The request: Retype the material word for word.

-*-

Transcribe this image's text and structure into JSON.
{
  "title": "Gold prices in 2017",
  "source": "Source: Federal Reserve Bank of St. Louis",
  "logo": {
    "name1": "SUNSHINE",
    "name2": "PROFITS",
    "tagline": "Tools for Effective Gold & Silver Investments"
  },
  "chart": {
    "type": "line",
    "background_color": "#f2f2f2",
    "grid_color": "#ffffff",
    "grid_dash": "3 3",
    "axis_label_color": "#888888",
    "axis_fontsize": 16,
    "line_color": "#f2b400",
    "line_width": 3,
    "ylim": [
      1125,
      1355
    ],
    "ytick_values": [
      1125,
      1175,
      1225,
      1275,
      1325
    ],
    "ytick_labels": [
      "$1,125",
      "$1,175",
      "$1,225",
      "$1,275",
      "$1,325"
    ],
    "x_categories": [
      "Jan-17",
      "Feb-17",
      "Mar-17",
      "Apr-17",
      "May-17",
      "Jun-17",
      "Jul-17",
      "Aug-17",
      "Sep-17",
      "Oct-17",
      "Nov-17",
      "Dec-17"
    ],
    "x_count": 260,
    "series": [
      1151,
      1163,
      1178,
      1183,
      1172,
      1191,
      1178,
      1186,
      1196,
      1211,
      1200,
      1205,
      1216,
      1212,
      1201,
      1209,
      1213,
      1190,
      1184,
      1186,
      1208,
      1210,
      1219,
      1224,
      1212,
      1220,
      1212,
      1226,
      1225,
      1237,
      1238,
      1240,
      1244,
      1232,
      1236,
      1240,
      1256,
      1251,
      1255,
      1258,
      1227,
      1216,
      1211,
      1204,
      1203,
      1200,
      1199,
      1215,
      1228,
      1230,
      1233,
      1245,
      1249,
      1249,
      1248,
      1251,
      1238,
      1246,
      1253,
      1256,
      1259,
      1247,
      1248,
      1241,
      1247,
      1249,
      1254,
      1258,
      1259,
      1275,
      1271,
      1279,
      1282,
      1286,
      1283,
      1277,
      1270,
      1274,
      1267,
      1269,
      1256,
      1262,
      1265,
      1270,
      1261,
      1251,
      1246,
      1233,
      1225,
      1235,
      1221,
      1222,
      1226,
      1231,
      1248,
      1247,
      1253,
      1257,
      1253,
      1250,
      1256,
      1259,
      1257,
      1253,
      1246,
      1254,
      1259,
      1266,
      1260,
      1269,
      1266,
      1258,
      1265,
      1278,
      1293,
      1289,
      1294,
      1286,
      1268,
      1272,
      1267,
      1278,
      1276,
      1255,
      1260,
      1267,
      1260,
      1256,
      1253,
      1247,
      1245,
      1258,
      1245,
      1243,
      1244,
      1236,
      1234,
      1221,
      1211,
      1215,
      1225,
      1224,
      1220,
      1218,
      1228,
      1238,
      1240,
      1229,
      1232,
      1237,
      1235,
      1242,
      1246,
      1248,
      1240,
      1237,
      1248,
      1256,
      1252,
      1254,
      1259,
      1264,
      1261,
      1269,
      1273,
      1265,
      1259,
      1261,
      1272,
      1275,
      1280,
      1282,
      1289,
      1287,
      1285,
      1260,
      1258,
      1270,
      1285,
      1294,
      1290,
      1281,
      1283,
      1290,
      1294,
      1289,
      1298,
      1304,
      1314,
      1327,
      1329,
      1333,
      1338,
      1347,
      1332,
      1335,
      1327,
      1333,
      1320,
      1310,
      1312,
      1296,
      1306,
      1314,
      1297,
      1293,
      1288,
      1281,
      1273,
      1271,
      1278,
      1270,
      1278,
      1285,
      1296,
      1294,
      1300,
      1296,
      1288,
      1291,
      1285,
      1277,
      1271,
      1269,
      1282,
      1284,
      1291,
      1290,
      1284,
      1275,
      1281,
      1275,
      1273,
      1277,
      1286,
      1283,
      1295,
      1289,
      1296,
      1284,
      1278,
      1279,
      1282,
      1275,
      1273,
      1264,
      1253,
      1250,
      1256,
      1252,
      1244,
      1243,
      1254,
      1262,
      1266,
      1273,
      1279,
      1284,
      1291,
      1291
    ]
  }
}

-*-

Right answer:
Transcribe this image's text and structure into JSON.
{
  "title": "Gold prices in 2017",
  "source": "Source: Federal Reserve Bank of St. Louis",
  "logo": {
    "name1": "SUNSHINE",
    "name2": "PROFITS",
    "tagline": "Tools for Effective Gold & Silver Investments"
  },
  "chart": {
    "type": "line",
    "background_color": "#f2f2f2",
    "grid_color": "#ffffff",
    "grid_dash": "3 3",
    "axis_label_color": "#888888",
    "axis_fontsize": 16,
    "line_color": "#f2b400",
    "line_width": 3,
    "ylim": [
      1125,
      1355
    ],
    "ytick_values": [
      1125,
      1175,
      1225,
      1275,
      1325
    ],
    "ytick_labels": [
      "$1,125",
      "$1,175",
      "$1,225",
      "$1,275",
      "$1,325"
    ],
    "x_categories": [
      "Jan-17",
      "Feb-17",
      "Mar-17",
      "Apr-17",
      "May-17",
      "Jun-17",
      "Jul-17",
      "Aug-17",
      "Sep-17",
      "Oct-17",
      "Nov-17",
      "Dec-17"
    ],
    "x_count": 260,
    "series": [
      1151,
      1163,
      1178,
      1183,
      1172,
      1191,
      1178,
      1186,
      1196,
      1211,
      1200,
      1205,
      1216,
      1212,
      1201,
      1209,
      1213,
      1190,
      1184,
      1186,
      1208,
      1210,
      1219,
      1224,
      1212,
      1220,
      1212,
      1226,
      1225,
      1237,
      1238,
      1240,
      1244,
      1232,
      1236,
      1240,
      1256,
      1251,
      1255,
      1258,
      1227,
      1216,
      1211,
      1204,
      1203,
      1200,
      1199,
      1215,
      1228,
      1230,
      1233,
      1245,
      1249,
      1249,
      1248,
      1251,
      1238,
      1246,
      1253,
      1256,
      1259,
      1247,
      1248,
      1241,
      1247,
      1249,
      1254,
      1258,
      1259,
      1275,
      1271,
      1279,
      1282,
      1286,
      1283,
      1277,
      1270,
      1274,
      1267,
      1269,
      1256,
      1262,
      1265,
      1270,
      1261,
      1251,
      1246,
      1233,
      1225,
      1235,
      1221,
      1222,
      1226,
      1231,
      1248,
      1247,
      1253,
      1257,
      1253,
      1250,
      1256,
      1259,
      1257,
      1253,
      1246,
      1254,
      1259,
      1266,
      1260,
      1269,
      1266,
      1258,
      1265,
      1278,
      1293,
      1289,
      1294,
      1286,
      1268,
      1272,
      1267,
      1278,
      1276,
      1255,
      1260,
      1267,
      1260,
      1256,
      1253,
      1247,
      1245,
      1258,
      1245,
      1243,
      1244,
      1236,
      1234,
      1221,
      1211,
      1215,
      1225,
      1224,
      1220,
      1218,
      1228,
      1238,
      1240,
      1229,
      1232,
      1237,
      1235,
      1242,
      1246,
      1248,
      1240,
      1237,
      1248,
      1256,
      1252,
      1254,
      1259,
      1264,
      1261,
      1269,
      1273,
      1265,
      1259,
      1261,
      1272,
      1275,
      1280,
      1282,
      1289,
      1287,
      1285,
      1260,
      1258,
      1270,
      1285,
      1294,
      1290,
      1281,
      1283,
      1290,
      1294,
      1289,
      1298,
      1304,
      1314,
      1327,
      1329,
      1333,
      1338,
      1347,
      1332,
      1335,
      1327,
      1333,
      1320,
      1310,
      1312,
      1296,
      1306,
      1314,
      1297,
      1293,
      1288,
      1281,
      1273,
      1271,
      1278,
      1270,
      1278,
      1285,
      1296,
      1294,
      1300,
      1296,
      1288,
      1291,
      1285,
      1277,
      1271,
      1269,
      1282,
      1284,
      1291,
      1290,
      1284,
      1275,
      1281,
      1275,
      1273,
      1277,
      1286,
      1283,
      1295,
      1289,
      1296,
      1284,
      1278,
      1279,
      1282,
      1275,
      1273,
      1264,
      1253,
      1250,
      1256,
      1252,
      1244,
      1243,
      1254,
      1262,
      1266,
      1273,
      1279,
      1284,
      1291,
      1291
    ]
  }
}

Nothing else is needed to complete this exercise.